_Direction_
Output every line exactly as written. Leave out pictures.
══ Task input ══
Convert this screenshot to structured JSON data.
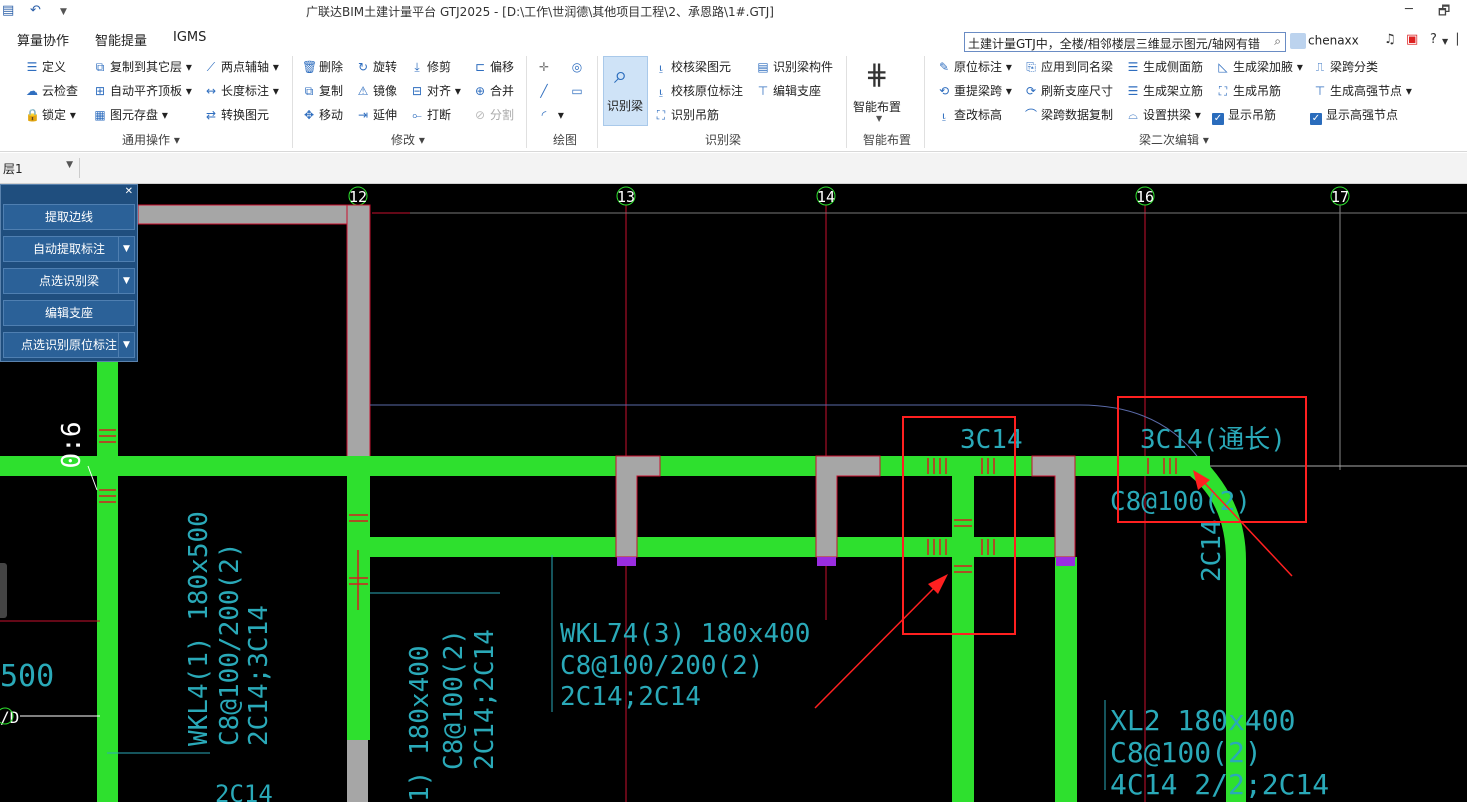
{
  "title_bar": {
    "title": "广联达BIM土建计量平台 GTJ2025 - [D:\\工作\\世润德\\其他项目工程\\2、承恩路\\1#.GTJ]",
    "restore_glyph": "🗗"
  },
  "menu": {
    "items": [
      "算量协作",
      "智能提量",
      "IGMS"
    ]
  },
  "search": {
    "value": "土建计量GTJ中，全楼/相邻楼层三维显示图元/轴网有错"
  },
  "user": {
    "name": "chenaxx"
  },
  "ribbon": {
    "general": {
      "label": "通用操作",
      "items": [
        "定义",
        "云检查",
        "锁定",
        "复制到其它层",
        "自动平齐顶板",
        "图元存盘",
        "两点辅轴",
        "长度标注",
        "转换图元"
      ]
    },
    "modify": {
      "label": "修改",
      "items": [
        "删除",
        "复制",
        "移动",
        "旋转",
        "镜像",
        "延伸",
        "修剪",
        "对齐",
        "打断",
        "偏移",
        "合并",
        "分割"
      ]
    },
    "draw": {
      "label": "绘图"
    },
    "recognize": {
      "label": "识别梁",
      "big_button": "识别梁",
      "items": [
        "校核梁图元",
        "校核原位标注",
        "识别吊筋",
        "识别梁构件",
        "编辑支座"
      ]
    },
    "smart": {
      "label": "智能布置",
      "big_button": "智能布置"
    },
    "beam_edit": {
      "label": "梁二次编辑",
      "items": [
        "原位标注",
        "重提梁跨",
        "查改标高",
        "应用到同名梁",
        "刷新支座尺寸",
        "梁跨数据复制",
        "生成侧面筋",
        "生成架立筋",
        "设置拱梁",
        "生成梁加腋",
        "生成吊筋",
        "显示吊筋",
        "梁跨分类",
        "生成高强节点",
        "显示高强节点"
      ]
    }
  },
  "floor_selector": {
    "value": "层1"
  },
  "panel": {
    "buttons": [
      "提取边线",
      "自动提取标注",
      "点选识别梁",
      "编辑支座",
      "点选识别原位标注"
    ]
  },
  "canvas": {
    "axis_labels": [
      "12",
      "13",
      "14",
      "16",
      "17"
    ],
    "annotations": {
      "dim_06": "0:6",
      "left_500": "500",
      "left_d": "/D",
      "wkl4_1": "WKL4(1) 180x500",
      "wkl4_2": "C8@100/200(2)",
      "wkl4_3": "2C14;3C14",
      "wkl4_bottom": "2C14",
      "mid_1": "1) 180x400",
      "mid_2": "C8@100(2)",
      "mid_3": "2C14;2C14",
      "wkl74_1": "WKL74(3) 180x400",
      "wkl74_2": "C8@100/200(2)",
      "wkl74_3": "2C14;2C14",
      "c3c14_a": "3C14",
      "c3c14_b": "3C14(通长)",
      "c8_100": "C8@100(2)",
      "c2c14_vert": "2C14",
      "xl2_1": "XL2 180x400",
      "xl2_2": "C8@100(2)",
      "xl2_3": "4C14 2/2;2C14"
    },
    "colors": {
      "background": "#000000",
      "beam": "#2ee02e",
      "column": "#a6a6a6",
      "text": "#2aa9b8",
      "highlight": "#ff2020",
      "axis": "#c8102e"
    }
  }
}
═══
_The output_
Convert this screenshot to structured JSON data.
{
  "title_bar": {
    "title": "广联达BIM土建计量平台 GTJ2025 - [D:\\工作\\世润德\\其他项目工程\\2、承恩路\\1#.GTJ]",
    "restore_glyph": "🗗"
  },
  "menu": {
    "items": [
      "算量协作",
      "智能提量",
      "IGMS"
    ]
  },
  "search": {
    "value": "土建计量GTJ中，全楼/相邻楼层三维显示图元/轴网有错"
  },
  "user": {
    "name": "chenaxx"
  },
  "ribbon": {
    "general": {
      "label": "通用操作",
      "items": [
        "定义",
        "云检查",
        "锁定",
        "复制到其它层",
        "自动平齐顶板",
        "图元存盘",
        "两点辅轴",
        "长度标注",
        "转换图元"
      ]
    },
    "modify": {
      "label": "修改",
      "items": [
        "删除",
        "复制",
        "移动",
        "旋转",
        "镜像",
        "延伸",
        "修剪",
        "对齐",
        "打断",
        "偏移",
        "合并",
        "分割"
      ]
    },
    "draw": {
      "label": "绘图"
    },
    "recognize": {
      "label": "识别梁",
      "big_button": "识别梁",
      "items": [
        "校核梁图元",
        "校核原位标注",
        "识别吊筋",
        "识别梁构件",
        "编辑支座"
      ]
    },
    "smart": {
      "label": "智能布置",
      "big_button": "智能布置"
    },
    "beam_edit": {
      "label": "梁二次编辑",
      "items": [
        "原位标注",
        "重提梁跨",
        "查改标高",
        "应用到同名梁",
        "刷新支座尺寸",
        "梁跨数据复制",
        "生成侧面筋",
        "生成架立筋",
        "设置拱梁",
        "生成梁加腋",
        "生成吊筋",
        "显示吊筋",
        "梁跨分类",
        "生成高强节点",
        "显示高强节点"
      ]
    }
  },
  "floor_selector": {
    "value": "层1"
  },
  "panel": {
    "buttons": [
      "提取边线",
      "自动提取标注",
      "点选识别梁",
      "编辑支座",
      "点选识别原位标注"
    ]
  },
  "canvas": {
    "axis_labels": [
      "12",
      "13",
      "14",
      "16",
      "17"
    ],
    "annotations": {
      "dim_06": "0:6",
      "left_500": "500",
      "left_d": "/D",
      "wkl4_1": "WKL4(1) 180x500",
      "wkl4_2": "C8@100/200(2)",
      "wkl4_3": "2C14;3C14",
      "wkl4_bottom": "2C14",
      "mid_1": "1) 180x400",
      "mid_2": "C8@100(2)",
      "mid_3": "2C14;2C14",
      "wkl74_1": "WKL74(3) 180x400",
      "wkl74_2": "C8@100/200(2)",
      "wkl74_3": "2C14;2C14",
      "c3c14_a": "3C14",
      "c3c14_b": "3C14(通长)",
      "c8_100": "C8@100(2)",
      "c2c14_vert": "2C14",
      "xl2_1": "XL2 180x400",
      "xl2_2": "C8@100(2)",
      "xl2_3": "4C14 2/2;2C14"
    },
    "colors": {
      "background": "#000000",
      "beam": "#2ee02e",
      "column": "#a6a6a6",
      "text": "#2aa9b8",
      "highlight": "#ff2020",
      "axis": "#c8102e"
    }
  }
}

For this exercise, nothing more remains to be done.